Your goal: Look through the material below and count the lines with the string "this". Report only the count.

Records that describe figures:
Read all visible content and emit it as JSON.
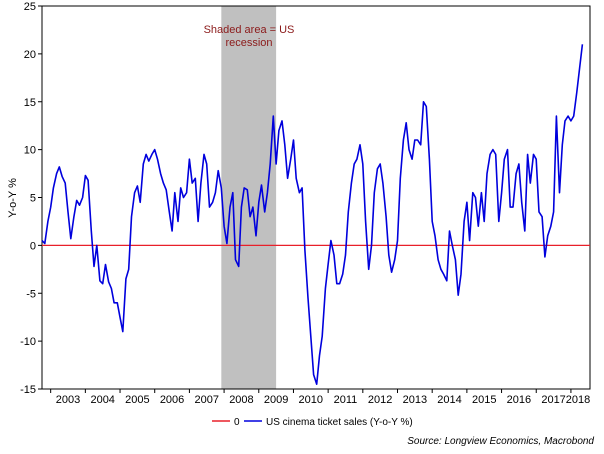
{
  "chart_data": {
    "type": "line",
    "ylabel": "Y-o-Y %",
    "ylim": [
      -15,
      25
    ],
    "yticks": [
      -15,
      -10,
      -5,
      0,
      5,
      10,
      15,
      20,
      25
    ],
    "xlim": [
      2002.75,
      2018.55
    ],
    "xticks": [
      "2003",
      "2004",
      "2005",
      "2006",
      "2007",
      "2008",
      "2009",
      "2010",
      "2011",
      "2012",
      "2013",
      "2014",
      "2015",
      "2016",
      "2017",
      "2018"
    ],
    "shaded_region": {
      "start": 2007.92,
      "end": 2009.5,
      "color": "#c0c0c0"
    },
    "annotation": {
      "lines": [
        "Shaded area = US",
        "recession"
      ]
    },
    "legend": {
      "position": "bottom",
      "entries": [
        {
          "label": "0",
          "color": "#e8202a"
        },
        {
          "label": "US cinema ticket sales (Y-o-Y %)",
          "color": "#0000dd"
        }
      ]
    },
    "source": "Source: Longview Economics, Macrobond",
    "series": [
      {
        "color": "#e8202a",
        "points": [
          [
            2002.75,
            0
          ],
          [
            2018.55,
            0
          ]
        ]
      },
      {
        "color": "#0000dd",
        "points": [
          [
            2002.75,
            0.5
          ],
          [
            2002.83,
            0.2
          ],
          [
            2002.92,
            2.5
          ],
          [
            2003.0,
            4.0
          ],
          [
            2003.08,
            6.0
          ],
          [
            2003.17,
            7.5
          ],
          [
            2003.25,
            8.2
          ],
          [
            2003.33,
            7.2
          ],
          [
            2003.42,
            6.5
          ],
          [
            2003.5,
            3.5
          ],
          [
            2003.58,
            0.7
          ],
          [
            2003.67,
            3.0
          ],
          [
            2003.75,
            4.7
          ],
          [
            2003.83,
            4.2
          ],
          [
            2003.92,
            5.0
          ],
          [
            2004.0,
            7.3
          ],
          [
            2004.08,
            6.8
          ],
          [
            2004.17,
            1.5
          ],
          [
            2004.25,
            -2.2
          ],
          [
            2004.33,
            0.0
          ],
          [
            2004.42,
            -3.7
          ],
          [
            2004.5,
            -4.0
          ],
          [
            2004.58,
            -2.0
          ],
          [
            2004.67,
            -3.8
          ],
          [
            2004.75,
            -4.5
          ],
          [
            2004.83,
            -6.0
          ],
          [
            2004.92,
            -6.0
          ],
          [
            2005.0,
            -7.5
          ],
          [
            2005.08,
            -9.0
          ],
          [
            2005.17,
            -3.5
          ],
          [
            2005.25,
            -2.5
          ],
          [
            2005.33,
            3.0
          ],
          [
            2005.42,
            5.5
          ],
          [
            2005.5,
            6.2
          ],
          [
            2005.58,
            4.5
          ],
          [
            2005.67,
            8.5
          ],
          [
            2005.75,
            9.5
          ],
          [
            2005.83,
            8.8
          ],
          [
            2005.92,
            9.5
          ],
          [
            2006.0,
            10.0
          ],
          [
            2006.08,
            9.0
          ],
          [
            2006.17,
            7.5
          ],
          [
            2006.25,
            6.5
          ],
          [
            2006.33,
            5.8
          ],
          [
            2006.42,
            3.5
          ],
          [
            2006.5,
            1.5
          ],
          [
            2006.58,
            5.5
          ],
          [
            2006.67,
            2.5
          ],
          [
            2006.75,
            6.0
          ],
          [
            2006.83,
            5.0
          ],
          [
            2006.92,
            5.5
          ],
          [
            2007.0,
            9.0
          ],
          [
            2007.08,
            6.5
          ],
          [
            2007.17,
            7.0
          ],
          [
            2007.25,
            2.5
          ],
          [
            2007.33,
            6.5
          ],
          [
            2007.42,
            9.5
          ],
          [
            2007.5,
            8.5
          ],
          [
            2007.58,
            4.0
          ],
          [
            2007.67,
            4.5
          ],
          [
            2007.75,
            5.5
          ],
          [
            2007.83,
            7.8
          ],
          [
            2007.92,
            6.0
          ],
          [
            2008.0,
            2.0
          ],
          [
            2008.08,
            0.2
          ],
          [
            2008.17,
            4.0
          ],
          [
            2008.25,
            5.5
          ],
          [
            2008.33,
            -1.5
          ],
          [
            2008.42,
            -2.2
          ],
          [
            2008.5,
            4.0
          ],
          [
            2008.58,
            6.0
          ],
          [
            2008.67,
            5.8
          ],
          [
            2008.75,
            3.0
          ],
          [
            2008.83,
            4.0
          ],
          [
            2008.92,
            1.0
          ],
          [
            2009.0,
            4.5
          ],
          [
            2009.08,
            6.3
          ],
          [
            2009.17,
            3.5
          ],
          [
            2009.25,
            5.5
          ],
          [
            2009.33,
            8.5
          ],
          [
            2009.42,
            13.5
          ],
          [
            2009.5,
            8.5
          ],
          [
            2009.58,
            12.0
          ],
          [
            2009.67,
            13.0
          ],
          [
            2009.75,
            10.5
          ],
          [
            2009.83,
            7.0
          ],
          [
            2009.92,
            9.0
          ],
          [
            2010.0,
            11.0
          ],
          [
            2010.08,
            7.0
          ],
          [
            2010.17,
            5.5
          ],
          [
            2010.25,
            6.0
          ],
          [
            2010.33,
            -0.5
          ],
          [
            2010.42,
            -5.5
          ],
          [
            2010.5,
            -9.5
          ],
          [
            2010.58,
            -13.5
          ],
          [
            2010.67,
            -14.5
          ],
          [
            2010.75,
            -11.5
          ],
          [
            2010.83,
            -9.5
          ],
          [
            2010.92,
            -4.5
          ],
          [
            2011.0,
            -2.0
          ],
          [
            2011.08,
            0.5
          ],
          [
            2011.17,
            -1.0
          ],
          [
            2011.25,
            -4.0
          ],
          [
            2011.33,
            -4.0
          ],
          [
            2011.42,
            -3.0
          ],
          [
            2011.5,
            -1.0
          ],
          [
            2011.58,
            3.5
          ],
          [
            2011.67,
            6.5
          ],
          [
            2011.75,
            8.5
          ],
          [
            2011.83,
            9.0
          ],
          [
            2011.92,
            10.5
          ],
          [
            2012.0,
            8.5
          ],
          [
            2012.08,
            2.5
          ],
          [
            2012.17,
            -2.5
          ],
          [
            2012.25,
            0.0
          ],
          [
            2012.33,
            5.5
          ],
          [
            2012.42,
            8.0
          ],
          [
            2012.5,
            8.5
          ],
          [
            2012.58,
            6.5
          ],
          [
            2012.67,
            3.0
          ],
          [
            2012.75,
            -1.0
          ],
          [
            2012.83,
            -2.8
          ],
          [
            2012.92,
            -1.5
          ],
          [
            2013.0,
            0.5
          ],
          [
            2013.08,
            7.0
          ],
          [
            2013.17,
            11.0
          ],
          [
            2013.25,
            12.8
          ],
          [
            2013.33,
            10.0
          ],
          [
            2013.42,
            9.0
          ],
          [
            2013.5,
            11.0
          ],
          [
            2013.58,
            11.0
          ],
          [
            2013.67,
            10.5
          ],
          [
            2013.75,
            15.0
          ],
          [
            2013.83,
            14.5
          ],
          [
            2013.92,
            9.0
          ],
          [
            2014.0,
            2.5
          ],
          [
            2014.08,
            1.0
          ],
          [
            2014.17,
            -1.5
          ],
          [
            2014.25,
            -2.5
          ],
          [
            2014.33,
            -3.0
          ],
          [
            2014.42,
            -3.7
          ],
          [
            2014.5,
            1.5
          ],
          [
            2014.58,
            0.0
          ],
          [
            2014.67,
            -1.5
          ],
          [
            2014.75,
            -5.2
          ],
          [
            2014.83,
            -3.0
          ],
          [
            2014.92,
            2.5
          ],
          [
            2015.0,
            4.5
          ],
          [
            2015.08,
            0.5
          ],
          [
            2015.17,
            5.5
          ],
          [
            2015.25,
            5.0
          ],
          [
            2015.33,
            2.0
          ],
          [
            2015.42,
            5.5
          ],
          [
            2015.5,
            2.5
          ],
          [
            2015.58,
            7.5
          ],
          [
            2015.67,
            9.5
          ],
          [
            2015.75,
            10.0
          ],
          [
            2015.83,
            9.5
          ],
          [
            2015.92,
            2.5
          ],
          [
            2016.0,
            5.5
          ],
          [
            2016.08,
            9.0
          ],
          [
            2016.17,
            10.0
          ],
          [
            2016.25,
            4.0
          ],
          [
            2016.33,
            4.0
          ],
          [
            2016.42,
            7.5
          ],
          [
            2016.5,
            8.5
          ],
          [
            2016.58,
            4.5
          ],
          [
            2016.67,
            1.5
          ],
          [
            2016.75,
            9.5
          ],
          [
            2016.83,
            6.5
          ],
          [
            2016.92,
            9.5
          ],
          [
            2017.0,
            9.0
          ],
          [
            2017.08,
            3.5
          ],
          [
            2017.17,
            3.0
          ],
          [
            2017.25,
            -1.2
          ],
          [
            2017.33,
            1.0
          ],
          [
            2017.42,
            2.0
          ],
          [
            2017.5,
            3.5
          ],
          [
            2017.58,
            13.5
          ],
          [
            2017.67,
            5.5
          ],
          [
            2017.75,
            10.5
          ],
          [
            2017.83,
            13.0
          ],
          [
            2017.92,
            13.5
          ],
          [
            2018.0,
            13.0
          ],
          [
            2018.08,
            13.5
          ],
          [
            2018.17,
            16.0
          ],
          [
            2018.25,
            18.5
          ],
          [
            2018.33,
            21.0
          ]
        ]
      }
    ]
  }
}
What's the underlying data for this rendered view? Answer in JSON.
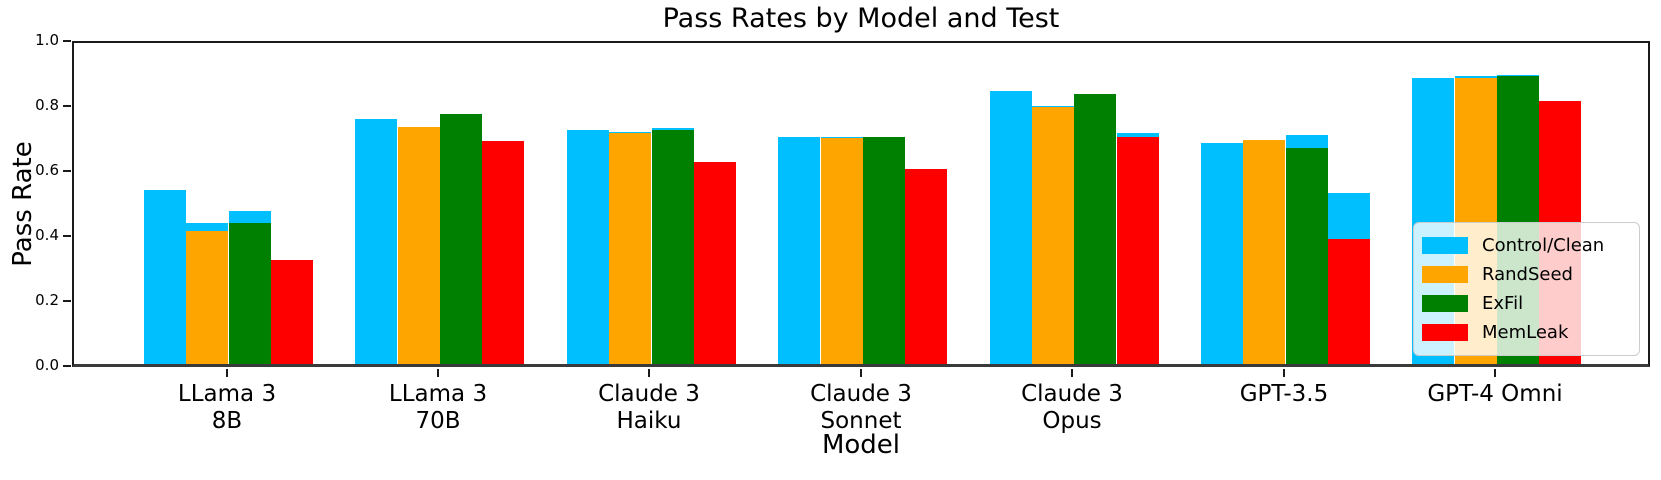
{
  "title": "Pass Rates by Model and Test",
  "axes": {
    "xlabel": "Model",
    "ylabel": "Pass Rate",
    "ytick_labels": [
      "0.0",
      "0.2",
      "0.4",
      "0.6",
      "0.8",
      "1.0"
    ]
  },
  "legend": {
    "position": "lower right",
    "entries": [
      {
        "label": "Control/Clean",
        "color": "#00BFFF"
      },
      {
        "label": "RandSeed",
        "color": "#FFA500"
      },
      {
        "label": "ExFil",
        "color": "#008000"
      },
      {
        "label": "MemLeak",
        "color": "#FF0000"
      }
    ]
  },
  "chart_data": {
    "type": "bar",
    "title": "Pass Rates by Model and Test",
    "xlabel": "Model",
    "ylabel": "Pass Rate",
    "ylim": [
      0.0,
      1.0
    ],
    "yticks": [
      0.0,
      0.2,
      0.4,
      0.6,
      0.8,
      1.0
    ],
    "grid": false,
    "legend_position": "lower right",
    "categories": [
      "LLama 3\n8B",
      "LLama 3\n70B",
      "Claude 3\nHaiku",
      "Claude 3\nSonnet",
      "Claude 3\nOpus",
      "GPT-3.5",
      "GPT-4 Omni"
    ],
    "series": [
      {
        "name": "Control/Clean",
        "color": "#00BFFF",
        "values": [
          0.535,
          0.755,
          0.72,
          0.7,
          0.84,
          0.68,
          0.88
        ],
        "clean_backdrop_values": [
          0.535,
          0.755,
          0.72,
          0.7,
          0.84,
          0.68,
          0.88
        ]
      },
      {
        "name": "RandSeed",
        "color": "#FFA500",
        "values": [
          0.41,
          0.73,
          0.71,
          0.695,
          0.79,
          0.69,
          0.88
        ],
        "clean_backdrop_values": [
          0.435,
          0.73,
          0.715,
          0.7,
          0.795,
          0.69,
          0.885
        ]
      },
      {
        "name": "ExFil",
        "color": "#008000",
        "values": [
          0.435,
          0.77,
          0.72,
          0.7,
          0.83,
          0.665,
          0.885
        ],
        "clean_backdrop_values": [
          0.47,
          0.77,
          0.725,
          0.7,
          0.83,
          0.705,
          0.89
        ]
      },
      {
        "name": "MemLeak",
        "color": "#FF0000",
        "values": [
          0.32,
          0.685,
          0.62,
          0.6,
          0.7,
          0.385,
          0.81
        ],
        "clean_backdrop_values": [
          0.32,
          0.685,
          0.62,
          0.6,
          0.71,
          0.525,
          0.81
        ]
      }
    ],
    "note": "Each test bar is drawn in front of a cyan Control/Clean backdrop bar; cyan shows above a test bar where the clean pass rate exceeds the test pass rate (e.g. GPT-3.5 MemLeak 0.385 vs clean 0.525)."
  }
}
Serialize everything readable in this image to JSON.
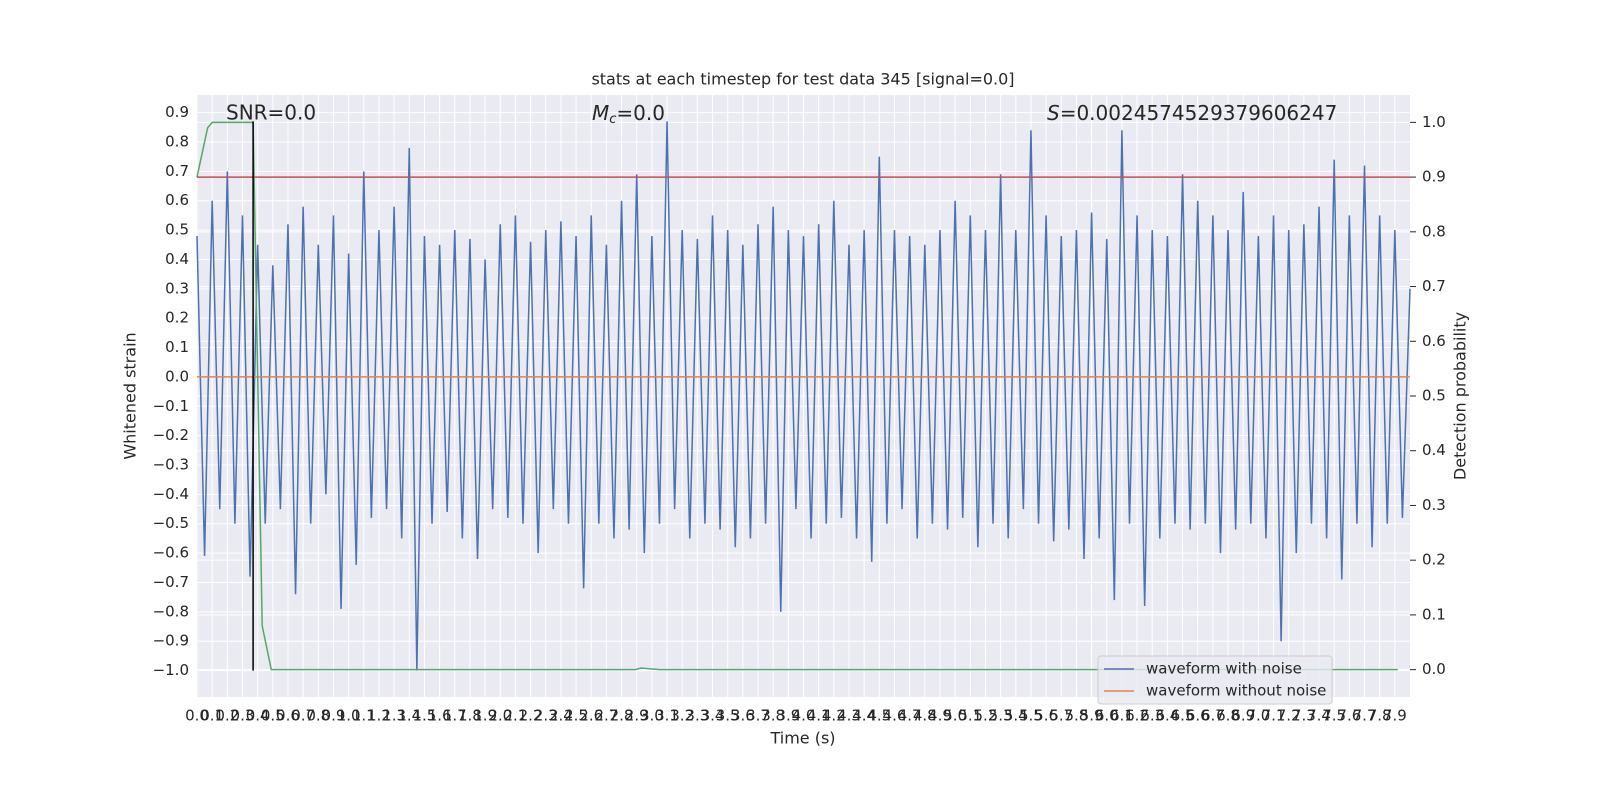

Correct response: 2